_Exercise description_. Check every line of the entries for the string "fatty" and return the ones that contain it.

_Data_.
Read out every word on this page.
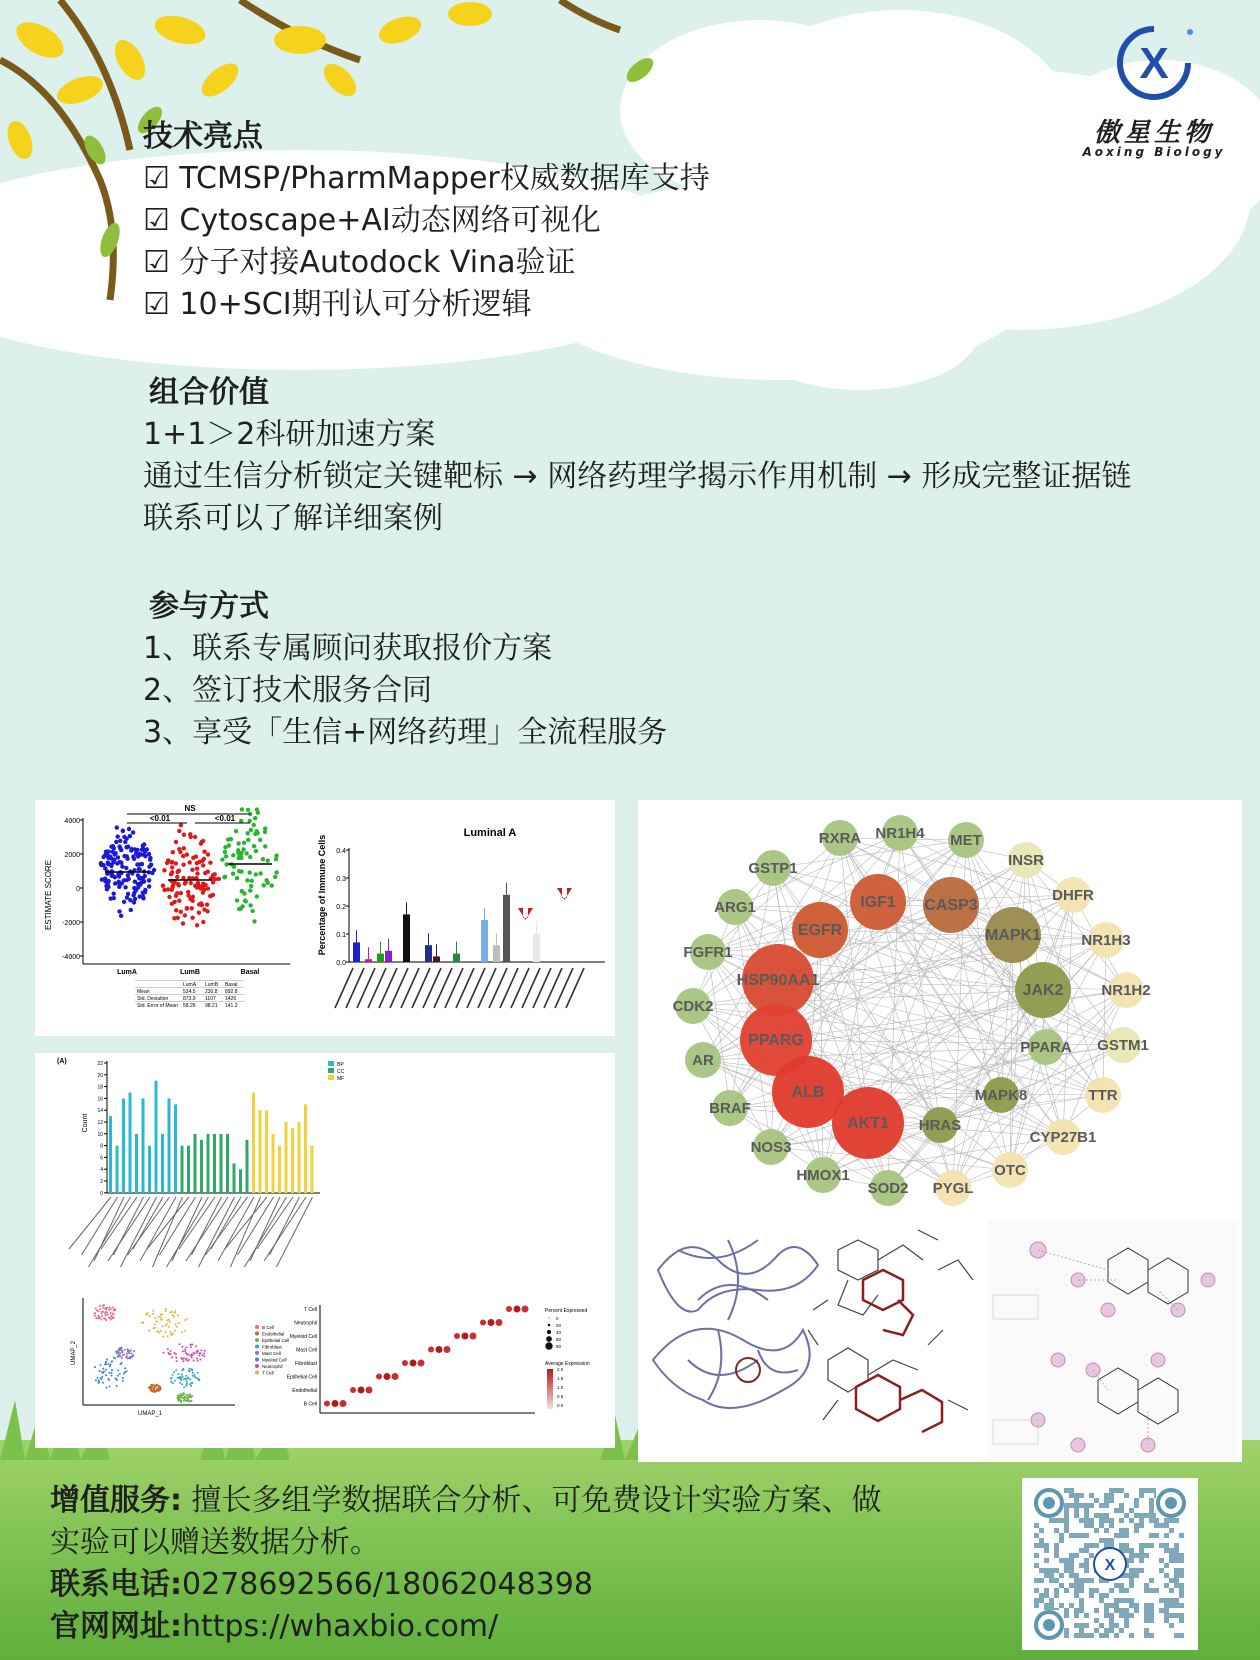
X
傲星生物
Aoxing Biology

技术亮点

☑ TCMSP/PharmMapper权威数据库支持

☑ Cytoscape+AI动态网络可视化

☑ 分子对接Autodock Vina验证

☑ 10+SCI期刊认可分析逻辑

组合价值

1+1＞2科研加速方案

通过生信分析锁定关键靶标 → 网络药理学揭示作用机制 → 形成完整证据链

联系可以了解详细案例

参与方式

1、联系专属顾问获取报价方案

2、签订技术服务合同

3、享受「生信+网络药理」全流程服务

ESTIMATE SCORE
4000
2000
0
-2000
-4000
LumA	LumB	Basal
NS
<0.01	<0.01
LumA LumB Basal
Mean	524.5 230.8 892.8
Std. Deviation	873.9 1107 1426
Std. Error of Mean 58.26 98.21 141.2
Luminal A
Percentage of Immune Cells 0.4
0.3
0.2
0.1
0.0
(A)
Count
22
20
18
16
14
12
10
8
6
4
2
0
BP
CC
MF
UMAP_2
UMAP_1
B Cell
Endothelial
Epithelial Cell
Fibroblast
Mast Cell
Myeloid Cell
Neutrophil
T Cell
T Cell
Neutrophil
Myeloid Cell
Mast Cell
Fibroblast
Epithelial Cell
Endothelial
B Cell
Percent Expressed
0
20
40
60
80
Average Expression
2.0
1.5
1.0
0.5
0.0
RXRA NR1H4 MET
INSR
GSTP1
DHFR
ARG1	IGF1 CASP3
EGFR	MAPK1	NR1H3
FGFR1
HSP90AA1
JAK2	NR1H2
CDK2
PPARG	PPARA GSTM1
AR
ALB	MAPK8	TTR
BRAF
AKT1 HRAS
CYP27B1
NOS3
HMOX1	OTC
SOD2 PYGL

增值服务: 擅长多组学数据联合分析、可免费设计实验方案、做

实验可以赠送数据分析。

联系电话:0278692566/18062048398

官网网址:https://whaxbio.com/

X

==

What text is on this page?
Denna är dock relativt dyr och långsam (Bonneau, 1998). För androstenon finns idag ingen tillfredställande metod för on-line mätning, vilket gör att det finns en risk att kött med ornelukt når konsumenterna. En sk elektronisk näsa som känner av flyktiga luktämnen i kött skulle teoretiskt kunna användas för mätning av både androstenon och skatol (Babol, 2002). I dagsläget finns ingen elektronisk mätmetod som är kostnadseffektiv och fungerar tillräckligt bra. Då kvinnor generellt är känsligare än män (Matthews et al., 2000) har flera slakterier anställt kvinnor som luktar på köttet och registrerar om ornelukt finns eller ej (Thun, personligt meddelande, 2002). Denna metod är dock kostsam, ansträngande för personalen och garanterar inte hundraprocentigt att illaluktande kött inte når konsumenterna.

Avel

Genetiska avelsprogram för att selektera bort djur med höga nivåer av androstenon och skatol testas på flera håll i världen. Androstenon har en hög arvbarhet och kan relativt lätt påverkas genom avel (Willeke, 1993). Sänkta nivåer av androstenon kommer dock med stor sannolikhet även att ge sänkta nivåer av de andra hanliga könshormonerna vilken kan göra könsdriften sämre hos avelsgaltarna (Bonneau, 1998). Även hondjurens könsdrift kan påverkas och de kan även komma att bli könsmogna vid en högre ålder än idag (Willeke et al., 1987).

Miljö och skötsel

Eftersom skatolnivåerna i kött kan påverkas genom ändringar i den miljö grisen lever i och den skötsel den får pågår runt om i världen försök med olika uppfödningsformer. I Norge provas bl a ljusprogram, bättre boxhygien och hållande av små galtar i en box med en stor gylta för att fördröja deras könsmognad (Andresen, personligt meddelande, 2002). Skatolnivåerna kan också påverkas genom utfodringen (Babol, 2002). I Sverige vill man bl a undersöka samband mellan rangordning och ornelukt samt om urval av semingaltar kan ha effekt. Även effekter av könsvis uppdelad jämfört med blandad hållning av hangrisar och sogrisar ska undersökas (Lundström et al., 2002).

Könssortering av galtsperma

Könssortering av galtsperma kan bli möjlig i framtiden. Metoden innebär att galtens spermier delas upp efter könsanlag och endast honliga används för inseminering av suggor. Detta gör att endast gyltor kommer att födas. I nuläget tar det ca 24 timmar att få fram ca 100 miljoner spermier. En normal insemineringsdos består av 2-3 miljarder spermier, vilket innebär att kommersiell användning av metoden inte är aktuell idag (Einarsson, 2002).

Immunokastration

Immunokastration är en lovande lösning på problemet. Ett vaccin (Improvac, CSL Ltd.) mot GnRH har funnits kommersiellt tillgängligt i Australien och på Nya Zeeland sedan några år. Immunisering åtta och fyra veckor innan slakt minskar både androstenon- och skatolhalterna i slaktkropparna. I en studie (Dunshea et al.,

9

* * *

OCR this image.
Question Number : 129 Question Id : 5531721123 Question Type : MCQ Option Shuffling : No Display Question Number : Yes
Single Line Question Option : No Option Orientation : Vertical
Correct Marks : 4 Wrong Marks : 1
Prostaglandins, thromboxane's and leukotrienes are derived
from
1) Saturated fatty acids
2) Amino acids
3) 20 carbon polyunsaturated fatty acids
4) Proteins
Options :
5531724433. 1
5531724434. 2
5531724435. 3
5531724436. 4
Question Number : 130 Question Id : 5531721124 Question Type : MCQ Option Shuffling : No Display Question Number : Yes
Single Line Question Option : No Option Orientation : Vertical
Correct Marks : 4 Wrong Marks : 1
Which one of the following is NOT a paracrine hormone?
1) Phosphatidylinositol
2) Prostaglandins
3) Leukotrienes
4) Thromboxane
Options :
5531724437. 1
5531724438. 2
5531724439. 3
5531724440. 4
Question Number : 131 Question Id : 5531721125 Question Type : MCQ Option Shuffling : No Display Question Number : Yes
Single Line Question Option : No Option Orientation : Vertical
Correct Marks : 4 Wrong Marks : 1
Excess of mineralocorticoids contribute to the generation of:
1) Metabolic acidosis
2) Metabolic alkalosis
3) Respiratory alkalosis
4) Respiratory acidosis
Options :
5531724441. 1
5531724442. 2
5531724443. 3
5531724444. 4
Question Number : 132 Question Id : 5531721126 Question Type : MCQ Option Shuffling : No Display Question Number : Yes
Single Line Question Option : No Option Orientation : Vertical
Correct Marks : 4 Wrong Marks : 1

_Response for this exercise_.
1) Saturated fatty acids
3) 20 carbon polyunsaturated fatty acids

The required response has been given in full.